Goal: Give every entry again, word for word and in full.

┄┄┄┄┄┄┄┄┄┄┄┄┄┄┄┄┄┄┄┄

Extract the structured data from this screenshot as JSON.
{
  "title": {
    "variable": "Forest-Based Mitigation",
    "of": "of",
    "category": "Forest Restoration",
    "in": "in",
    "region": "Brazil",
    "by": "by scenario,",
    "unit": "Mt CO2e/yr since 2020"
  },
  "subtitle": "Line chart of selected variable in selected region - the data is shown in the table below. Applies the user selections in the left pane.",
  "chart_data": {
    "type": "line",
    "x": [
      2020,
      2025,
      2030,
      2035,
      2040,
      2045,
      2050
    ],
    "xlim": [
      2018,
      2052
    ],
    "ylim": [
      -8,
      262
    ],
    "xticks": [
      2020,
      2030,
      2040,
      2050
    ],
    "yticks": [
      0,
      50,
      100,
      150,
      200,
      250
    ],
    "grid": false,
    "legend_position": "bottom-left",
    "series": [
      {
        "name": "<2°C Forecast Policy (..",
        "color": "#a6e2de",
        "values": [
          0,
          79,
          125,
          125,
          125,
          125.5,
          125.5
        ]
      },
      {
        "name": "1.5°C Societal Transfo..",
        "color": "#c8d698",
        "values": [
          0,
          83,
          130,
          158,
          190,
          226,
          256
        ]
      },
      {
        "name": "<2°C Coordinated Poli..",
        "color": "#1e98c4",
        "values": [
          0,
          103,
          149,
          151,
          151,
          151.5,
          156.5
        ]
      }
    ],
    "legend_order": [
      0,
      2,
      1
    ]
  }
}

┄┄┄┄┄┄┄┄┄┄┄┄┄┄┄┄┄┄┄┄

Result of the exercise:
Extract the structured data from this screenshot as JSON.
{
  "title": {
    "variable": "Forest-Based Mitigation",
    "of": "of",
    "category": "Forest Restoration",
    "in": "in",
    "region": "Brazil",
    "by": "by scenario,",
    "unit": "Mt CO2e/yr since 2020"
  },
  "subtitle": "Line chart of selected variable in selected region - the data is shown in the table below. Applies the user selections in the left pane.",
  "chart_data": {
    "type": "line",
    "x": [
      2020,
      2025,
      2030,
      2035,
      2040,
      2045,
      2050
    ],
    "xlim": [
      2018,
      2052
    ],
    "ylim": [
      -8,
      262
    ],
    "xticks": [
      2020,
      2030,
      2040,
      2050
    ],
    "yticks": [
      0,
      50,
      100,
      150,
      200,
      250
    ],
    "grid": false,
    "legend_position": "bottom-left",
    "series": [
      {
        "name": "<2°C Forecast Policy (..",
        "color": "#a6e2de",
        "values": [
          0,
          79,
          125,
          125,
          125,
          125.5,
          125.5
        ]
      },
      {
        "name": "1.5°C Societal Transfo..",
        "color": "#c8d698",
        "values": [
          0,
          83,
          130,
          158,
          190,
          226,
          256
        ]
      },
      {
        "name": "<2°C Coordinated Poli..",
        "color": "#1e98c4",
        "values": [
          0,
          103,
          149,
          151,
          151,
          151.5,
          156.5
        ]
      }
    ],
    "legend_order": [
      0,
      2,
      1
    ]
  }
}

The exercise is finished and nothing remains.